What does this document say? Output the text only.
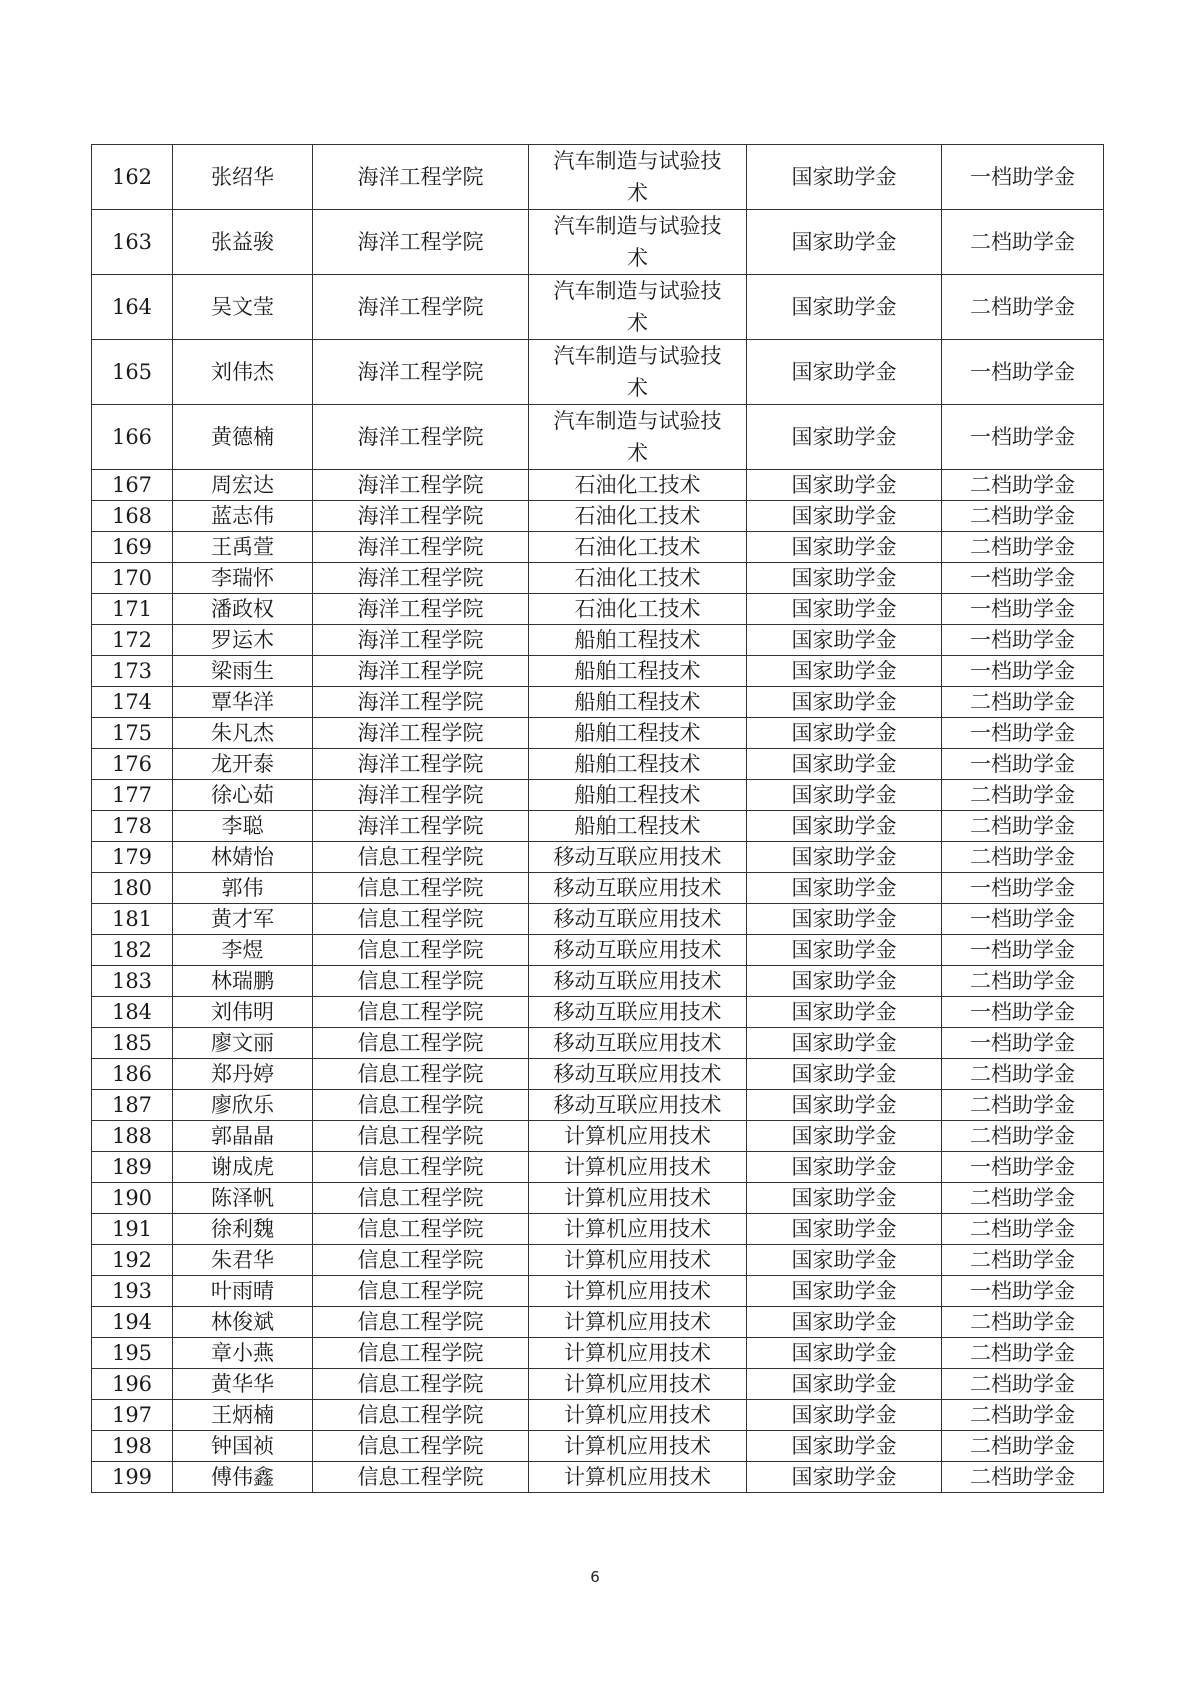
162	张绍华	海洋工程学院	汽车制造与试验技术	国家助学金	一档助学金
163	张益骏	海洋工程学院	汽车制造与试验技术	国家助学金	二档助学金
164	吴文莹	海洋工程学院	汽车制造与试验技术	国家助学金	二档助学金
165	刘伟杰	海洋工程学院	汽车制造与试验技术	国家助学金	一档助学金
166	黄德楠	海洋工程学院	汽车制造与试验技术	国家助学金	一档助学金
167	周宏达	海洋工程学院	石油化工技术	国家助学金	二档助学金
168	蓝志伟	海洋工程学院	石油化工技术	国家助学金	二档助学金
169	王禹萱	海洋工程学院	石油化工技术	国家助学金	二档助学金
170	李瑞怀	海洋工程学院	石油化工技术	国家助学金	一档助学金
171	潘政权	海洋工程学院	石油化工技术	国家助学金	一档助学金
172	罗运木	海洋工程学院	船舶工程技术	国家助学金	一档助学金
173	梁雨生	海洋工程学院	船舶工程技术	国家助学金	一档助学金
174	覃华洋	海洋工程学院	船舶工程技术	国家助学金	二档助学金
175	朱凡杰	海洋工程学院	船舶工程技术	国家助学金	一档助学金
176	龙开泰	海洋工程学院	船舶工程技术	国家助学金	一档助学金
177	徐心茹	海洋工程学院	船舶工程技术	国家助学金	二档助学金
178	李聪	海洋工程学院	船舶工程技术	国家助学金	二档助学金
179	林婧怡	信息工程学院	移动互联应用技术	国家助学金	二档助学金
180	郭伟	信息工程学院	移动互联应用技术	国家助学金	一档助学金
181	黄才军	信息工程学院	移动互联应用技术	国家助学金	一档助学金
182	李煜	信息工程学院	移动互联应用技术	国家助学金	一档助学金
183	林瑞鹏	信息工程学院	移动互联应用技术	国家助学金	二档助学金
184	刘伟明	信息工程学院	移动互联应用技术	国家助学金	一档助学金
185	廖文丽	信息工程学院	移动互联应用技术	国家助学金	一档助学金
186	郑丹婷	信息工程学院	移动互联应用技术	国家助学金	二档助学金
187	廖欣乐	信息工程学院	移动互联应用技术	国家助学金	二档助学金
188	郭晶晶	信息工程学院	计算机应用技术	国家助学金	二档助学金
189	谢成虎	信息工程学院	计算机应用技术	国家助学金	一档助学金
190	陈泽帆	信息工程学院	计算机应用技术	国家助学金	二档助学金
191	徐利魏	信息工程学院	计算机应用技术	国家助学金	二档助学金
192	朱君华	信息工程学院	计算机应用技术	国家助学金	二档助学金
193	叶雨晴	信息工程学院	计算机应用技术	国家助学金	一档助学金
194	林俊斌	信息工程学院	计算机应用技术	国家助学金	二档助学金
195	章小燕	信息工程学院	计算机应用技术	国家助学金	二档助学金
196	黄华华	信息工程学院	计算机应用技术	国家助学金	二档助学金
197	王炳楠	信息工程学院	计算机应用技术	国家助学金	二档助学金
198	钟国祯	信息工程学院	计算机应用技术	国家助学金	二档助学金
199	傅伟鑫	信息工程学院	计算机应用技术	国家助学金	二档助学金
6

━━━━━━━━━━━━━━━━━━━━

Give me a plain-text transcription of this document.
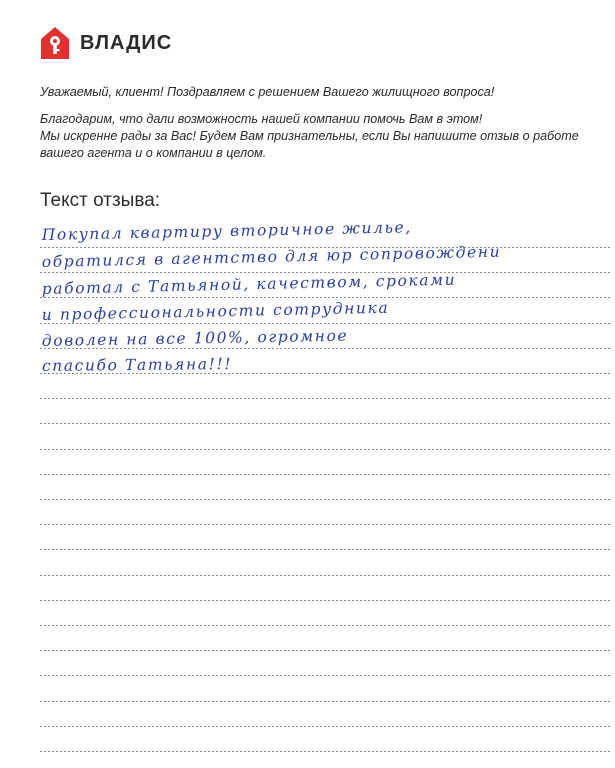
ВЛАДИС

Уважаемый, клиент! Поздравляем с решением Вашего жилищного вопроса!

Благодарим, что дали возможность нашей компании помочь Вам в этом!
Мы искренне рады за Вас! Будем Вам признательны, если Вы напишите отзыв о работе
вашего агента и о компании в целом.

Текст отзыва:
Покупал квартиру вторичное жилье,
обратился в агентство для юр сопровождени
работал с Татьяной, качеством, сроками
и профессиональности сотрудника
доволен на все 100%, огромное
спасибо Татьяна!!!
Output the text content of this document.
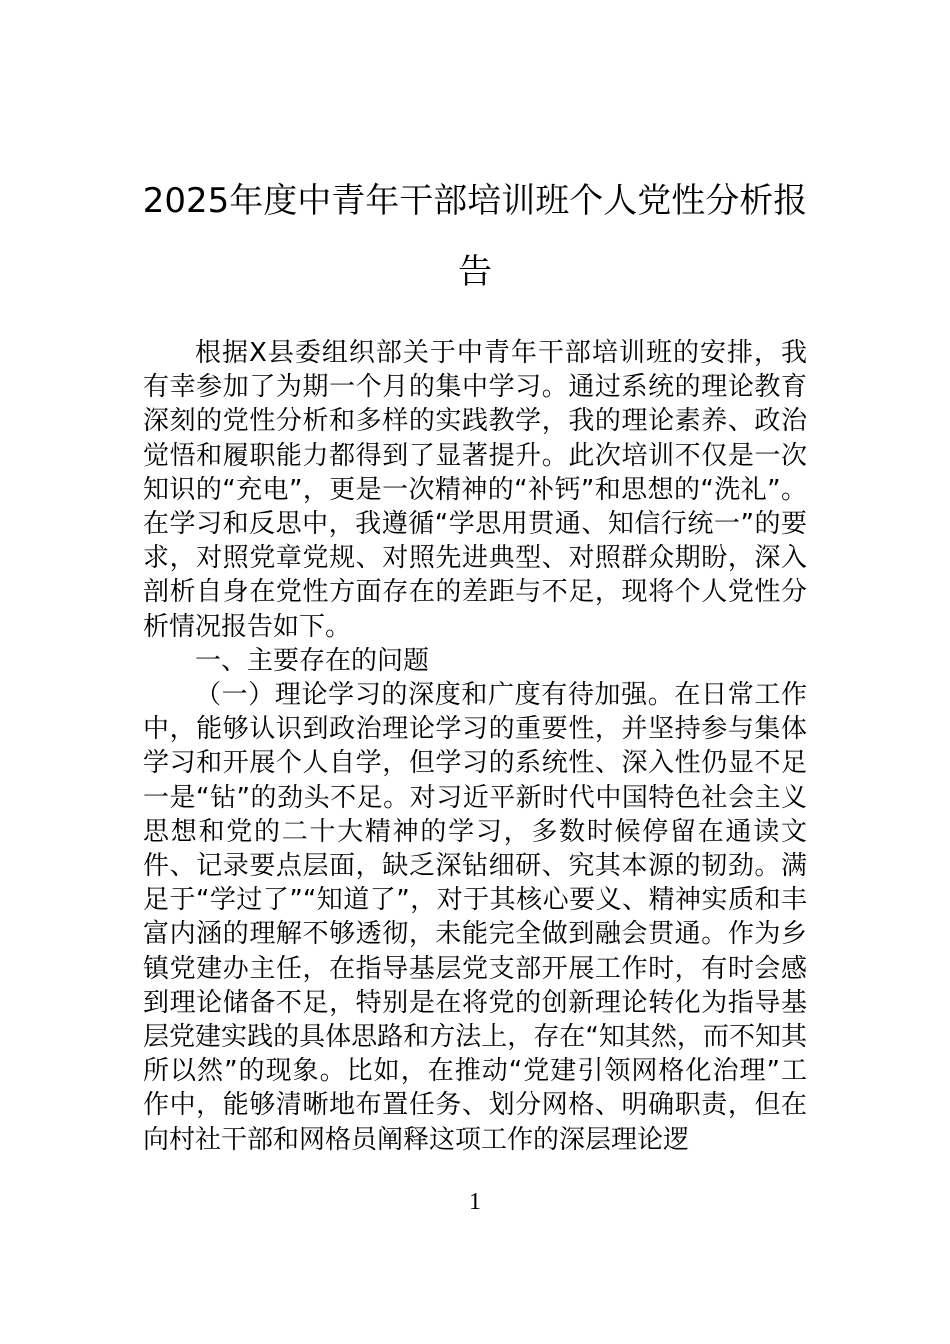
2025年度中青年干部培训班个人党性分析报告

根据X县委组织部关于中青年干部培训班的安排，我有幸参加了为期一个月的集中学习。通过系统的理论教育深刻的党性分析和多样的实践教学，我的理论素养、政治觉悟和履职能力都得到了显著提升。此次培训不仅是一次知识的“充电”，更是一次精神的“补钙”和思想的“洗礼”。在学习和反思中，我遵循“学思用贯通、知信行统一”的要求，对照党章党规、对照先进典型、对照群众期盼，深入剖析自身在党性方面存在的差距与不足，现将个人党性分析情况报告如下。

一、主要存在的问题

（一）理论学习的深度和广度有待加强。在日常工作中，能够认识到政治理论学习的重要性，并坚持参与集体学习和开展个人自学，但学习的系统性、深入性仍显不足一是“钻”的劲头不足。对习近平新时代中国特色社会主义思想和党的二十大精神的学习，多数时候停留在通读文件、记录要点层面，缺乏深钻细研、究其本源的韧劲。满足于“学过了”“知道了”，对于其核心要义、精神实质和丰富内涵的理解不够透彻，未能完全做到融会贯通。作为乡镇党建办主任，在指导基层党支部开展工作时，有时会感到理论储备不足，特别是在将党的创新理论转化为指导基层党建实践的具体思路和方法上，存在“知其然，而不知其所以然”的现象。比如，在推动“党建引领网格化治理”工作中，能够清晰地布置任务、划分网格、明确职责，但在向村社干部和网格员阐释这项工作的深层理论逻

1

━━━━━━━━━━━━━━━━━━━━

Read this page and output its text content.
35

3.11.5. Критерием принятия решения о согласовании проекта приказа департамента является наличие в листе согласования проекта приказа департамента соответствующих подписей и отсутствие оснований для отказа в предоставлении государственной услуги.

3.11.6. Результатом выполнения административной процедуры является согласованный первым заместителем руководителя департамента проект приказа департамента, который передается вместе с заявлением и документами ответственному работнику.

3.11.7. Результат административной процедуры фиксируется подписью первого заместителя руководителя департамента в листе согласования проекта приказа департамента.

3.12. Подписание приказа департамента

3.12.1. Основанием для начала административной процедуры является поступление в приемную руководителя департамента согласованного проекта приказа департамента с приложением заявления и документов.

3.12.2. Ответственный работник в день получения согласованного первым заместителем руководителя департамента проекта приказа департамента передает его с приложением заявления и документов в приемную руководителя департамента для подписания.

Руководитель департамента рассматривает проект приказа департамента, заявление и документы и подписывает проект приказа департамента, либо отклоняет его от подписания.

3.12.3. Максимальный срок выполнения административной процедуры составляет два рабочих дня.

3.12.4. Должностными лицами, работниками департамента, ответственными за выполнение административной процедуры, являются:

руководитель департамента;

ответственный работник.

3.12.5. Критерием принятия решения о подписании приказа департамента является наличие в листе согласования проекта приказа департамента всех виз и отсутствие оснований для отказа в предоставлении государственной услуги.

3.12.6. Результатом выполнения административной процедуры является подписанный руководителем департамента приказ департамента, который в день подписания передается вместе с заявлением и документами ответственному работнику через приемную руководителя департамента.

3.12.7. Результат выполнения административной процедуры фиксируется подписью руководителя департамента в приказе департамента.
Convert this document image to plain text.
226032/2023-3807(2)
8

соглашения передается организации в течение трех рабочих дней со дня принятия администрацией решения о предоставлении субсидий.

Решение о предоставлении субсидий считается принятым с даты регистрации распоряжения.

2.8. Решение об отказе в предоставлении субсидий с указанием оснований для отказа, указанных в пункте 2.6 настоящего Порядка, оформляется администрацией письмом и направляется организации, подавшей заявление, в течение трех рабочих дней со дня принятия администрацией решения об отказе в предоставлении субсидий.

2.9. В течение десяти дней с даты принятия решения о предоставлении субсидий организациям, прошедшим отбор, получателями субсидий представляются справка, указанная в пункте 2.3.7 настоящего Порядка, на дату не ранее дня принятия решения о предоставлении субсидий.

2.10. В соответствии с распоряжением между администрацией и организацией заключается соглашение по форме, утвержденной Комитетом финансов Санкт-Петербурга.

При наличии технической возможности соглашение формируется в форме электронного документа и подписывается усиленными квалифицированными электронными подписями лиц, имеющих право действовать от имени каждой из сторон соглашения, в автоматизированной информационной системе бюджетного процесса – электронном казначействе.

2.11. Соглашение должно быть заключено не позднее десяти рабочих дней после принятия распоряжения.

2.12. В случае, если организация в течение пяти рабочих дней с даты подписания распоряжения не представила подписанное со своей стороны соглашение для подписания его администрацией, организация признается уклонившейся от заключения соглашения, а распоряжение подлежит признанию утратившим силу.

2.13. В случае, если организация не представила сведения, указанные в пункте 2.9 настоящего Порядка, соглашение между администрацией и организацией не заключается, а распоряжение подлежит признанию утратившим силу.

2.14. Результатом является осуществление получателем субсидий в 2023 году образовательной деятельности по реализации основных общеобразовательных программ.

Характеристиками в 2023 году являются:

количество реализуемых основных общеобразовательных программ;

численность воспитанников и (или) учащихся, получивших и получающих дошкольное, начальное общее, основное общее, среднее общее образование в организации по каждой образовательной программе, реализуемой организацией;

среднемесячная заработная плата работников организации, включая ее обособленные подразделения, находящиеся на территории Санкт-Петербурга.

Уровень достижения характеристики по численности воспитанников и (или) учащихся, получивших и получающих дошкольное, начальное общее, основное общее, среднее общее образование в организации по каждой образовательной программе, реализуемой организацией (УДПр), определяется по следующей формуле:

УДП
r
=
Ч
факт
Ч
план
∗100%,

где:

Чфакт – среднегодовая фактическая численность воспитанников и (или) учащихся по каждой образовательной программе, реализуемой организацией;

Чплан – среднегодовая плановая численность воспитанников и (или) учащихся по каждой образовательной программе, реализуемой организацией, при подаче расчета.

━━━━━━━━━━━━━━━━━━━━

▸ **Exercise goal**:
Go through the material above and count the lines that contain "船舶工程技术"; answer with the number alone.

▸ **Result for this exercise**:
7